- [WHAT YOU NEED TO DO]
Copy out all of the data below with no alterations.

>> Begin RAW RECORDS

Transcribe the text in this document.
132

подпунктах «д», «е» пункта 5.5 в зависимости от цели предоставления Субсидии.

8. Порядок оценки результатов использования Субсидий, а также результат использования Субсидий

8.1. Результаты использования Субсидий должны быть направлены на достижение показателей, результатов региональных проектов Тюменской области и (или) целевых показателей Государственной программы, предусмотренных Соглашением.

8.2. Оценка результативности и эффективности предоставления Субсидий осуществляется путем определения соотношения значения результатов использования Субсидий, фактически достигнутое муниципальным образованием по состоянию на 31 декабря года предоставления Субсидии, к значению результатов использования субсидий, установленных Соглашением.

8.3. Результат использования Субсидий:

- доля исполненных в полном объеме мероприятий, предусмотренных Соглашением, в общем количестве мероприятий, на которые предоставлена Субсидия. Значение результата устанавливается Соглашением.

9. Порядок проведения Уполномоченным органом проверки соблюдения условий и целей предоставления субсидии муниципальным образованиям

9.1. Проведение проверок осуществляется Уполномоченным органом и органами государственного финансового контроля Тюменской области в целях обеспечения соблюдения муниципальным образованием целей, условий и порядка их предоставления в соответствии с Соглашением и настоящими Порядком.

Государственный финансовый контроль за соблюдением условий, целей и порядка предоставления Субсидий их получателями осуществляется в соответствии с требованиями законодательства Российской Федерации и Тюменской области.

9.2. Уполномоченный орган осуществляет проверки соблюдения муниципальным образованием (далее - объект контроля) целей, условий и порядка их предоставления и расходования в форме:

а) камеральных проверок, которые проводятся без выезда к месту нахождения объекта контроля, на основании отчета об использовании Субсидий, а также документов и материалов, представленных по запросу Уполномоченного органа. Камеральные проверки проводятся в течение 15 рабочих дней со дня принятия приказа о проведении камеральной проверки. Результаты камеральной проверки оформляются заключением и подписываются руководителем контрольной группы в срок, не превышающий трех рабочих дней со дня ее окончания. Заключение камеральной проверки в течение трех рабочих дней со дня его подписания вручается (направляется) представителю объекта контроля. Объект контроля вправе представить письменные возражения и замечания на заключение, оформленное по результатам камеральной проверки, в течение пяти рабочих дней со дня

>> End RAW RECORDS

- [ANSWER]
Transcribe the text in this document.
132

подпунктах «д», «е» пункта 5.5 в зависимости от цели предоставления Субсидии.

8. Порядок оценки результатов использования Субсидий, а также результат использования Субсидий

8.1. Результаты использования Субсидий должны быть направлены на достижение показателей, результатов региональных проектов Тюменской области и (или) целевых показателей Государственной программы, предусмотренных Соглашением.

8.2. Оценка результативности и эффективности предоставления Субсидий осуществляется путем определения соотношения значения результатов использования Субсидий, фактически достигнутое муниципальным образованием по состоянию на 31 декабря года предоставления Субсидии, к значению результатов использования субсидий, установленных Соглашением.

8.3. Результат использования Субсидий:

- доля исполненных в полном объеме мероприятий, предусмотренных Соглашением, в общем количестве мероприятий, на которые предоставлена Субсидия. Значение результата устанавливается Соглашением.

9. Порядок проведения Уполномоченным органом проверки соблюдения условий и целей предоставления субсидии муниципальным образованиям

9.1. Проведение проверок осуществляется Уполномоченным органом и органами государственного финансового контроля Тюменской области в целях обеспечения соблюдения муниципальным образованием целей, условий и порядка их предоставления в соответствии с Соглашением и настоящими Порядком.

Государственный финансовый контроль за соблюдением условий, целей и порядка предоставления Субсидий их получателями осуществляется в соответствии с требованиями законодательства Российской Федерации и Тюменской области.

9.2. Уполномоченный орган осуществляет проверки соблюдения муниципальным образованием (далее - объект контроля) целей, условий и порядка их предоставления и расходования в форме:

а) камеральных проверок, которые проводятся без выезда к месту нахождения объекта контроля, на основании отчета об использовании Субсидий, а также документов и материалов, представленных по запросу Уполномоченного органа. Камеральные проверки проводятся в течение 15 рабочих дней со дня принятия приказа о проведении камеральной проверки. Результаты камеральной проверки оформляются заключением и подписываются руководителем контрольной группы в срок, не превышающий трех рабочих дней со дня ее окончания. Заключение камеральной проверки в течение трех рабочих дней со дня его подписания вручается (направляется) представителю объекта контроля. Объект контроля вправе представить письменные возражения и замечания на заключение, оформленное по результатам камеральной проверки, в течение пяти рабочих дней со дня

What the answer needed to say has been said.